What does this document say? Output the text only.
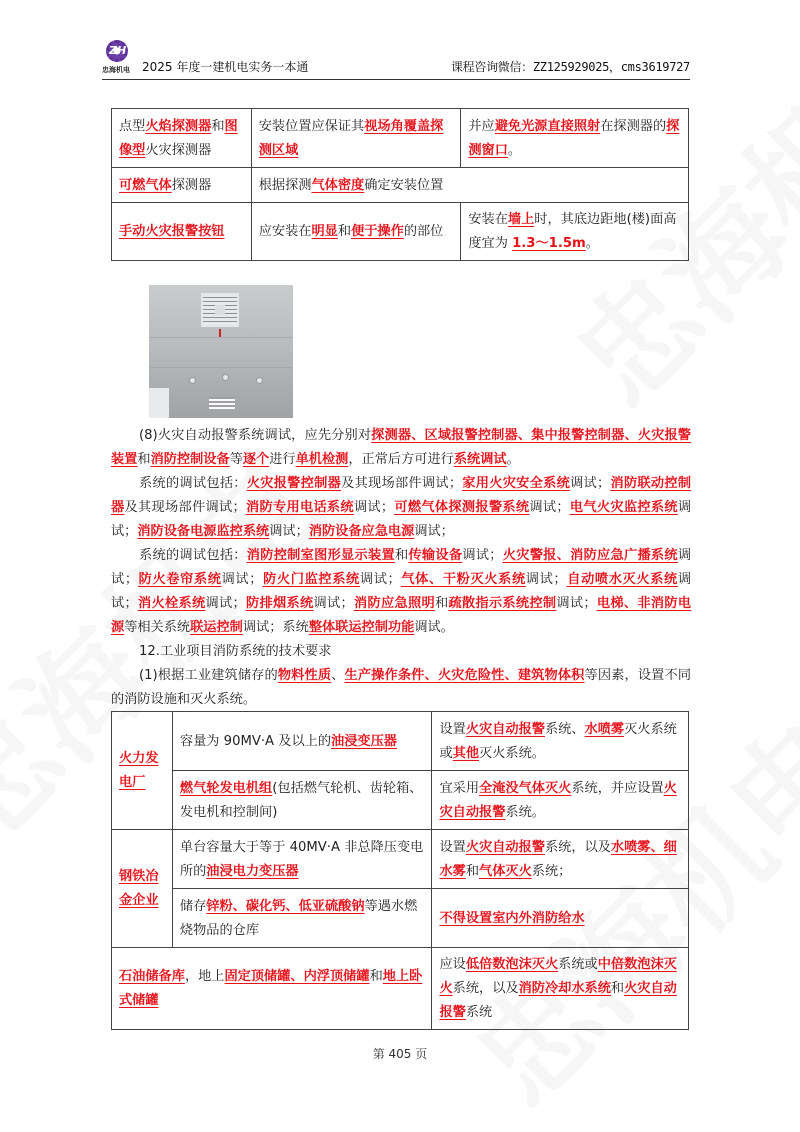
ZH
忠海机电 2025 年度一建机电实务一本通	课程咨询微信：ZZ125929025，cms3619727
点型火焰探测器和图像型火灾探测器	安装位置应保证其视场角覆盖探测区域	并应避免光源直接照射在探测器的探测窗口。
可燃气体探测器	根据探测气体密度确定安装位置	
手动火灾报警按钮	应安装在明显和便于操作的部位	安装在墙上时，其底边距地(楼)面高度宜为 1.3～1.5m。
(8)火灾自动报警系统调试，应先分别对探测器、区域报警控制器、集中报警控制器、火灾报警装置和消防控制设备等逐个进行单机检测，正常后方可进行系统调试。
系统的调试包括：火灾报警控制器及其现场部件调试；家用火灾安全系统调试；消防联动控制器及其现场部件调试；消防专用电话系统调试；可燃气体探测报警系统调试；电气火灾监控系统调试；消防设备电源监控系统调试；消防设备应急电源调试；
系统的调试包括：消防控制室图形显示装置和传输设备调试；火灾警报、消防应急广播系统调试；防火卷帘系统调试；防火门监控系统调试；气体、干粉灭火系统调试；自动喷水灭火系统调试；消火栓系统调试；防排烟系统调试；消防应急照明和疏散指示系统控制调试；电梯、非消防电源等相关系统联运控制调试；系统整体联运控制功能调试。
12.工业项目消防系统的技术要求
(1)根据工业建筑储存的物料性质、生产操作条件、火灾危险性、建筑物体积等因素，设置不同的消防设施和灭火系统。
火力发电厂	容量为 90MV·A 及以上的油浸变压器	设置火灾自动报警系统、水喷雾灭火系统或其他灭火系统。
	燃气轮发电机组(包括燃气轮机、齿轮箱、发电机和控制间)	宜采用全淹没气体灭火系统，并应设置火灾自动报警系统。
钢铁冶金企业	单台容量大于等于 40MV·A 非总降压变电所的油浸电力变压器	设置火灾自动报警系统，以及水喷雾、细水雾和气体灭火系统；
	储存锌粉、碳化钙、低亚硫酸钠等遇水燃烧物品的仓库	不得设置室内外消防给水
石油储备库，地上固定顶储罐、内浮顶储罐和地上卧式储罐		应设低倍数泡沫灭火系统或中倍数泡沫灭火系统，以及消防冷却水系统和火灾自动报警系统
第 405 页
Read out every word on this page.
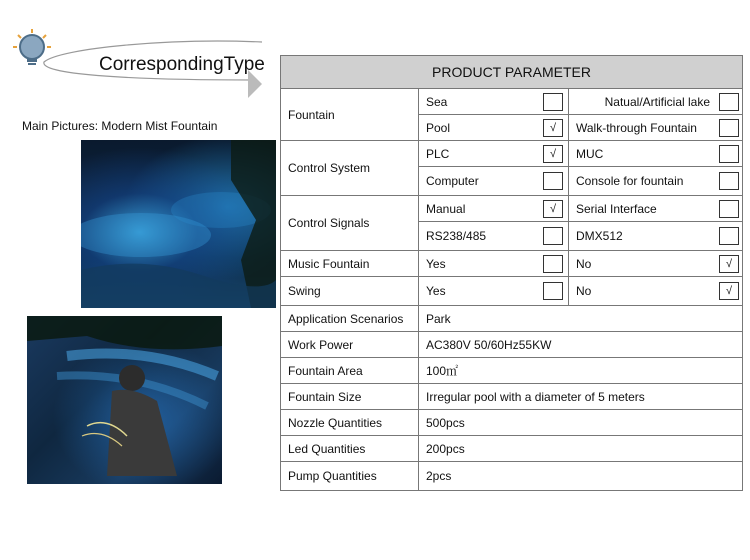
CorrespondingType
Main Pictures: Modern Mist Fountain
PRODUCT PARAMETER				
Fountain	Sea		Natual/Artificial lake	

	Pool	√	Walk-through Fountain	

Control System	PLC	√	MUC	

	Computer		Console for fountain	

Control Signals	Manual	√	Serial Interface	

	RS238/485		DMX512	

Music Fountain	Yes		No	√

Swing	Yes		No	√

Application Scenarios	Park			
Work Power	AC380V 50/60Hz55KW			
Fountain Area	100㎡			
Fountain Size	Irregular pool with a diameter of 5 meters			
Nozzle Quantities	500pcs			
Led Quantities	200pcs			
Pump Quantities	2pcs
★ ★ ★ ★
Stated task: Transcribe all of the records above character for character. Exclude the pictures.

Answer for this exercise:
What does this document say? Output the text only.
ZH
忠海机电 2025 年度一建机电实务一本通	课程咨询微信：ZZ125929025，cms3619727
点型火焰探测器和图像型火灾探测器	安装位置应保证其视场角覆盖探测区域	并应避免光源直接照射在探测器的探测窗口。
可燃气体探测器	根据探测气体密度确定安装位置	
手动火灾报警按钮	应安装在明显和便于操作的部位	安装在墙上时，其底边距地(楼)面高度宜为 1.3～1.5m。
(8)火灾自动报警系统调试，应先分别对探测器、区域报警控制器、集中报警控制器、火灾报警装置和消防控制设备等逐个进行单机检测，正常后方可进行系统调试。
系统的调试包括：火灾报警控制器及其现场部件调试；家用火灾安全系统调试；消防联动控制器及其现场部件调试；消防专用电话系统调试；可燃气体探测报警系统调试；电气火灾监控系统调试；消防设备电源监控系统调试；消防设备应急电源调试；
系统的调试包括：消防控制室图形显示装置和传输设备调试；火灾警报、消防应急广播系统调试；防火卷帘系统调试；防火门监控系统调试；气体、干粉灭火系统调试；自动喷水灭火系统调试；消火栓系统调试；防排烟系统调试；消防应急照明和疏散指示系统控制调试；电梯、非消防电源等相关系统联运控制调试；系统整体联运控制功能调试。
12.工业项目消防系统的技术要求
(1)根据工业建筑储存的物料性质、生产操作条件、火灾危险性、建筑物体积等因素，设置不同的消防设施和灭火系统。
火力发电厂	容量为 90MV·A 及以上的油浸变压器	设置火灾自动报警系统、水喷雾灭火系统或其他灭火系统。
	燃气轮发电机组(包括燃气轮机、齿轮箱、发电机和控制间)	宜采用全淹没气体灭火系统，并应设置火灾自动报警系统。
钢铁冶金企业	单台容量大于等于 40MV·A 非总降压变电所的油浸电力变压器	设置火灾自动报警系统，以及水喷雾、细水雾和气体灭火系统；
	储存锌粉、碳化钙、低亚硫酸钠等遇水燃烧物品的仓库	不得设置室内外消防给水
石油储备库，地上固定顶储罐、内浮顶储罐和地上卧式储罐		应设低倍数泡沫灭火系统或中倍数泡沫灭火系统，以及消防冷却水系统和火灾自动报警系统
第 405 页
Read out every word on this page.
CorrespondingType
Main Pictures: Modern Mist Fountain
PRODUCT PARAMETER				
Fountain	Sea		Natual/Artificial lake	

	Pool	√	Walk-through Fountain	

Control System	PLC	√	MUC	

	Computer		Console for fountain	

Control Signals	Manual	√	Serial Interface	

	RS238/485		DMX512	

Music Fountain	Yes		No	√

Swing	Yes		No	√

Application Scenarios	Park			
Work Power	AC380V 50/60Hz55KW			
Fountain Area	100㎡			
Fountain Size	Irregular pool with a diameter of 5 meters			
Nozzle Quantities	500pcs			
Led Quantities	200pcs			
Pump Quantities	2pcs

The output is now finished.